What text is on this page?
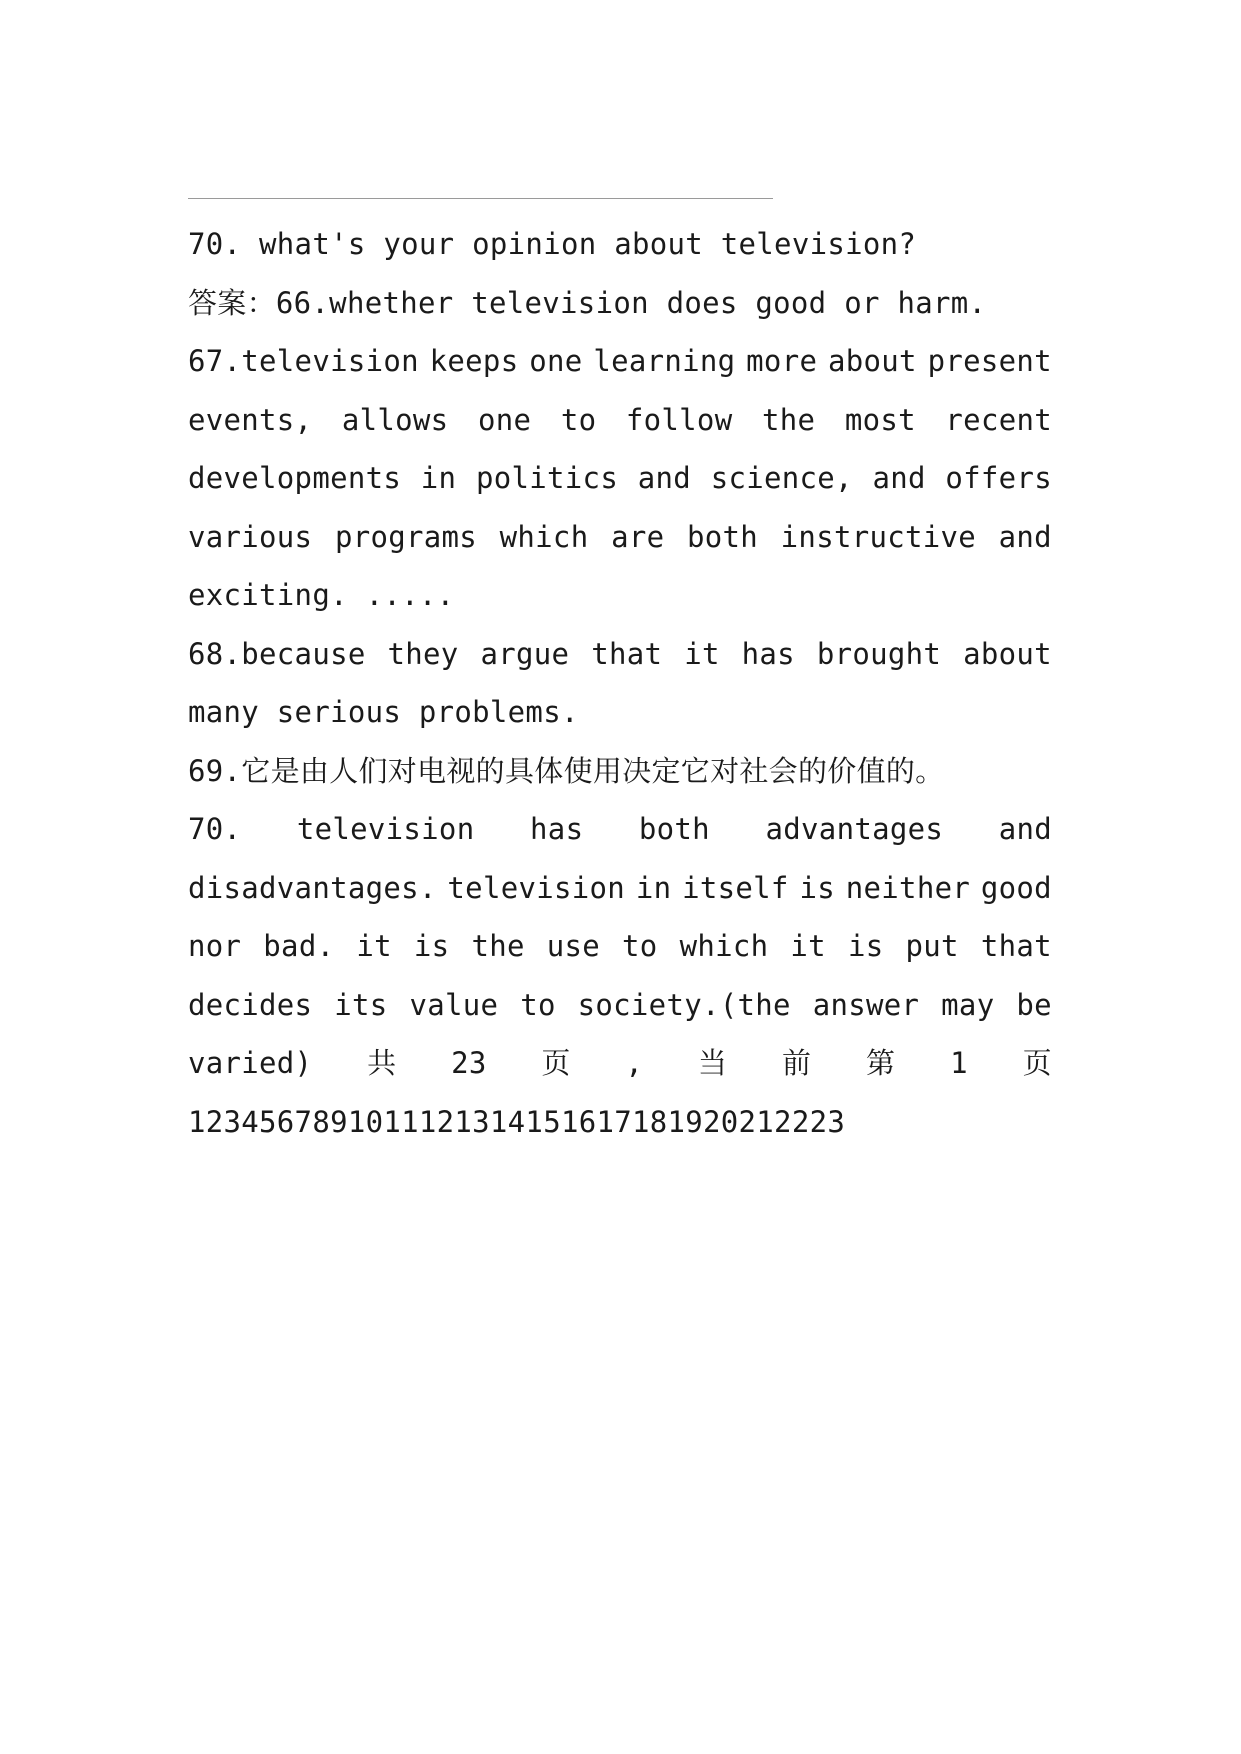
70. what's your opinion about television?
答案：66.whether television does good or harm.
67.television keeps one learning more about present
events, allows one to follow the most recent
developments in politics and science, and offers
various programs which are both instructive and
exciting. .....
68.because they argue that it has brought about
many serious problems.
69.它是由人们对电视的具体使用决定它对社会的价值的。
70. television has both advantages and
disadvantages. television in itself is neither good
nor bad. it is the use to which it is put that
decides its value to society.(the answer may be
varied) 共 23 页 , 当 前 第 1 页
1234567891011121314151617181920212223
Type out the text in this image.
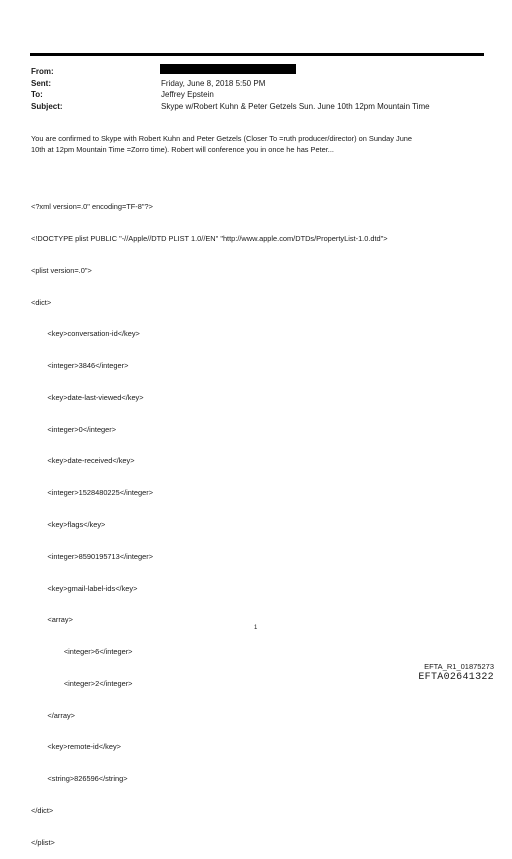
From:
Sent:	Friday, June 8, 2018 5:50 PM
To:	Jeffrey Epstein
Subject:	Skype w/Robert Kuhn & Peter Getzels Sun. June 10th 12pm Mountain Time
You are confirmed to Skype with Robert Kuhn and Peter Getzels (Closer To =ruth producer/director) on Sunday June
10th at 12pm Mountain Time =Zorro time). Robert will conference you in once he has Peter...

<?xml version=.0" encoding=TF-8"?>

<!DOCTYPE plist PUBLIC "-//Apple//DTD PLIST 1.0//EN" "http://www.apple.com/DTDs/PropertyList-1.0.dtd">

<plist version=.0">

<dict>

<key>conversation-id</key>

<integer>3846</integer>

<key>date-last-viewed</key>

<integer>0</integer>

<key>date-received</key>

<integer>1528480225</integer>

<key>flags</key>

<integer>8590195713</integer>

<key>gmail-label-ids</key>

<array>

<integer>6</integer>

<integer>2</integer>

</array>

<key>remote-id</key>

<string>826596</string>

</dict>

</plist>

1
EFTA_R1_01875273
EFTA02641322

- Problem to work on
From the data above, work out how many lines contain the string "version" and reply with only the number.

- Solution
2